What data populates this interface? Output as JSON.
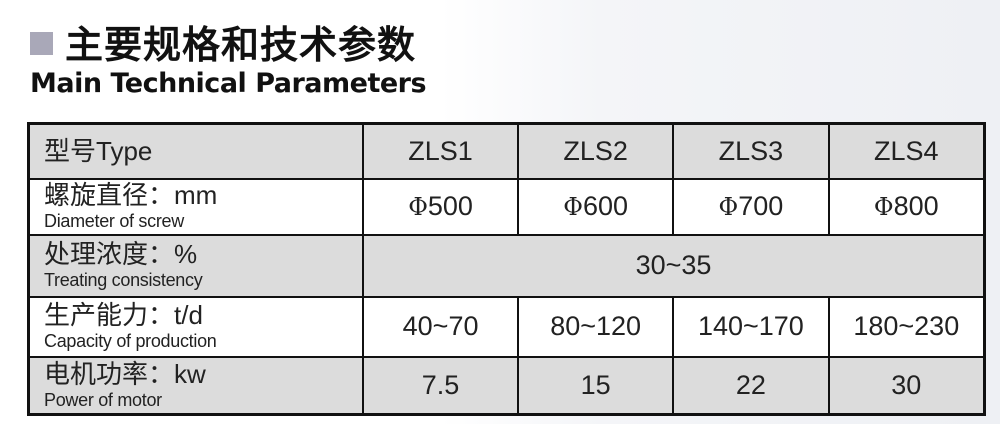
{
  "header": {
    "title_cn": "主要规格和技术参数",
    "title_en": "Main Technical Parameters"
  },
  "table": {
    "type_row": {
      "label_cn": "型号",
      "label_en": "Type",
      "values": [
        "ZLS1",
        "ZLS2",
        "ZLS3",
        "ZLS4"
      ]
    },
    "rows": [
      {
        "label_cn": "螺旋直径：",
        "unit": "mm",
        "label_en": "Diameter of screw",
        "prefix": "Φ",
        "values": [
          "500",
          "600",
          "700",
          "800"
        ]
      },
      {
        "label_cn": "处理浓度：",
        "unit": "%",
        "label_en": "Treating consistency",
        "merged_value": "30~35"
      },
      {
        "label_cn": "生产能力：",
        "unit": "t/d",
        "label_en": "Capacity of production",
        "values": [
          "40~70",
          "80~120",
          "140~170",
          "180~230"
        ]
      },
      {
        "label_cn": "电机功率：",
        "unit": "kw",
        "label_en": "Power of  motor",
        "values": [
          "7.5",
          "15",
          "22",
          "30"
        ]
      }
    ]
  },
  "colors": {
    "gray_row": "#dcdcdc",
    "bullet": "#a9a8b8",
    "border": "#111111"
  }
}
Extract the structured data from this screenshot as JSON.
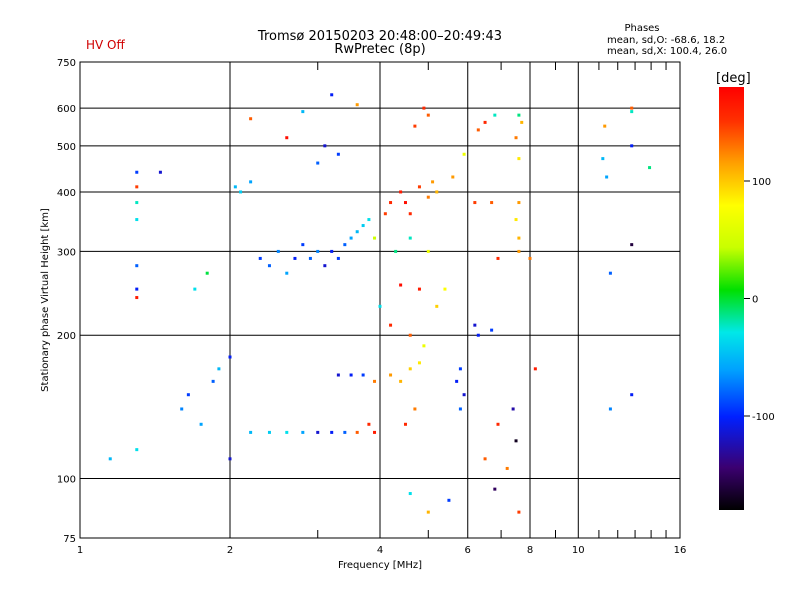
{
  "status": {
    "hv": "HV Off"
  },
  "header": {
    "title_line1": "Tromsø 20150203 20:48:00–20:49:43",
    "title_line2": "RwPretec (8p)",
    "phase_title": "Phases",
    "phase_o": "mean, sd,O: -68.6, 18.2",
    "phase_x": "mean, sd,X: 100.4, 26.0"
  },
  "chart_data": {
    "type": "scatter",
    "xlabel": "Frequency [MHz]",
    "ylabel": "Stationary phase Virtual Height [km]",
    "x_scale": "log",
    "y_scale": "log",
    "xlim": [
      1,
      16
    ],
    "ylim": [
      75,
      750
    ],
    "grid": true,
    "x_major_ticks": [
      1,
      2,
      4,
      6,
      8,
      10,
      16
    ],
    "x_tick_labels": [
      "1",
      "2",
      "4",
      "6",
      "8",
      "10",
      "16"
    ],
    "y_ticks": [
      75,
      100,
      200,
      300,
      400,
      500,
      600,
      750
    ],
    "y_tick_labels": [
      "75",
      "100",
      "200",
      "300",
      "400",
      "500",
      "600",
      "750"
    ],
    "colorbar": {
      "label": "[deg]",
      "range": [
        -180,
        180
      ],
      "ticks": [
        100,
        0,
        -100
      ],
      "tick_labels": [
        "100",
        "0",
        "-100"
      ],
      "colors": [
        "#000000",
        "#3b0070",
        "#0020ff",
        "#00a0ff",
        "#00e8e8",
        "#00e000",
        "#c8ff00",
        "#ffff00",
        "#ffa000",
        "#ff3000",
        "#ff0000"
      ]
    },
    "points": [
      [
        1.3,
        440,
        -100
      ],
      [
        1.3,
        410,
        140
      ],
      [
        1.3,
        380,
        -30
      ],
      [
        1.3,
        350,
        -40
      ],
      [
        1.3,
        280,
        -90
      ],
      [
        1.3,
        250,
        -110
      ],
      [
        1.3,
        240,
        160
      ],
      [
        1.3,
        115,
        -40
      ],
      [
        1.15,
        110,
        -60
      ],
      [
        1.45,
        440,
        -120
      ],
      [
        1.8,
        270,
        -10
      ],
      [
        1.7,
        250,
        -40
      ],
      [
        1.6,
        140,
        -80
      ],
      [
        1.65,
        150,
        -100
      ],
      [
        1.75,
        130,
        -70
      ],
      [
        1.85,
        160,
        -90
      ],
      [
        1.9,
        170,
        -60
      ],
      [
        2.0,
        180,
        -110
      ],
      [
        2.0,
        110,
        -120
      ],
      [
        2.05,
        410,
        -60
      ],
      [
        2.1,
        400,
        -50
      ],
      [
        2.2,
        420,
        -70
      ],
      [
        2.3,
        290,
        -100
      ],
      [
        2.4,
        280,
        -90
      ],
      [
        2.5,
        300,
        -80
      ],
      [
        2.6,
        270,
        -70
      ],
      [
        2.7,
        290,
        -110
      ],
      [
        2.8,
        310,
        -100
      ],
      [
        2.9,
        290,
        -90
      ],
      [
        3.0,
        300,
        -80
      ],
      [
        3.1,
        280,
        -120
      ],
      [
        3.2,
        300,
        -110
      ],
      [
        3.3,
        290,
        -100
      ],
      [
        3.4,
        310,
        -90
      ],
      [
        3.5,
        320,
        -70
      ],
      [
        3.6,
        330,
        -60
      ],
      [
        3.7,
        340,
        -50
      ],
      [
        3.8,
        350,
        -40
      ],
      [
        2.2,
        125,
        -60
      ],
      [
        2.4,
        125,
        -50
      ],
      [
        2.6,
        125,
        -40
      ],
      [
        2.8,
        125,
        -70
      ],
      [
        3.0,
        125,
        -120
      ],
      [
        3.2,
        125,
        -110
      ],
      [
        3.4,
        125,
        -90
      ],
      [
        3.6,
        125,
        130
      ],
      [
        3.8,
        130,
        150
      ],
      [
        3.9,
        125,
        160
      ],
      [
        3.3,
        165,
        -120
      ],
      [
        3.5,
        165,
        -110
      ],
      [
        3.7,
        165,
        -100
      ],
      [
        3.9,
        160,
        120
      ],
      [
        4.2,
        165,
        110
      ],
      [
        4.4,
        160,
        100
      ],
      [
        4.6,
        170,
        90
      ],
      [
        4.8,
        175,
        80
      ],
      [
        4.9,
        190,
        60
      ],
      [
        4.5,
        130,
        150
      ],
      [
        4.7,
        140,
        120
      ],
      [
        4.6,
        200,
        130
      ],
      [
        4.1,
        360,
        140
      ],
      [
        4.2,
        380,
        150
      ],
      [
        4.4,
        400,
        160
      ],
      [
        4.5,
        380,
        170
      ],
      [
        4.6,
        360,
        150
      ],
      [
        4.8,
        410,
        140
      ],
      [
        5.0,
        390,
        120
      ],
      [
        5.1,
        420,
        110
      ],
      [
        5.2,
        400,
        100
      ],
      [
        4.9,
        600,
        150
      ],
      [
        4.7,
        550,
        140
      ],
      [
        5.0,
        580,
        130
      ],
      [
        3.2,
        640,
        -110
      ],
      [
        3.1,
        500,
        -120
      ],
      [
        3.3,
        480,
        -100
      ],
      [
        3.0,
        460,
        -90
      ],
      [
        2.8,
        590,
        -60
      ],
      [
        2.6,
        520,
        170
      ],
      [
        2.2,
        570,
        130
      ],
      [
        3.6,
        610,
        110
      ],
      [
        5.8,
        170,
        -100
      ],
      [
        5.9,
        150,
        -120
      ],
      [
        5.7,
        160,
        -110
      ],
      [
        5.8,
        140,
        -90
      ],
      [
        6.2,
        210,
        -120
      ],
      [
        6.3,
        200,
        -110
      ],
      [
        6.7,
        205,
        -100
      ],
      [
        6.5,
        110,
        130
      ],
      [
        6.9,
        130,
        150
      ],
      [
        6.8,
        95,
        -150
      ],
      [
        7.4,
        140,
        -130
      ],
      [
        7.5,
        120,
        -170
      ],
      [
        7.6,
        300,
        110
      ],
      [
        7.6,
        320,
        100
      ],
      [
        7.5,
        350,
        80
      ],
      [
        7.6,
        380,
        110
      ],
      [
        7.6,
        470,
        80
      ],
      [
        7.5,
        520,
        120
      ],
      [
        7.7,
        560,
        100
      ],
      [
        7.6,
        580,
        -20
      ],
      [
        7.6,
        85,
        140
      ],
      [
        7.2,
        105,
        120
      ],
      [
        5.5,
        90,
        -100
      ],
      [
        6.3,
        540,
        130
      ],
      [
        6.5,
        560,
        150
      ],
      [
        5.6,
        430,
        110
      ],
      [
        5.9,
        480,
        60
      ],
      [
        6.2,
        380,
        140
      ],
      [
        6.8,
        580,
        -30
      ],
      [
        6.7,
        380,
        130
      ],
      [
        6.9,
        290,
        150
      ],
      [
        8.0,
        290,
        120
      ],
      [
        8.2,
        170,
        160
      ],
      [
        11.3,
        550,
        110
      ],
      [
        12.8,
        600,
        130
      ],
      [
        12.8,
        590,
        -30
      ],
      [
        12.8,
        500,
        -110
      ],
      [
        11.4,
        430,
        -70
      ],
      [
        12.8,
        310,
        -160
      ],
      [
        11.6,
        270,
        -90
      ],
      [
        11.6,
        140,
        -80
      ],
      [
        12.8,
        150,
        -110
      ],
      [
        13.9,
        450,
        -20
      ],
      [
        11.2,
        470,
        -60
      ],
      [
        4.6,
        93,
        -40
      ],
      [
        5.0,
        85,
        100
      ],
      [
        4.8,
        250,
        160
      ],
      [
        4.4,
        255,
        170
      ],
      [
        4.2,
        210,
        150
      ],
      [
        4.0,
        230,
        -40
      ],
      [
        3.9,
        320,
        40
      ],
      [
        4.3,
        300,
        -20
      ],
      [
        4.6,
        320,
        -30
      ],
      [
        5.0,
        300,
        60
      ],
      [
        5.2,
        230,
        90
      ],
      [
        5.4,
        250,
        70
      ]
    ]
  }
}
______
Report how many lines in the listing above include the word "JSON". Give nothing but the number.

2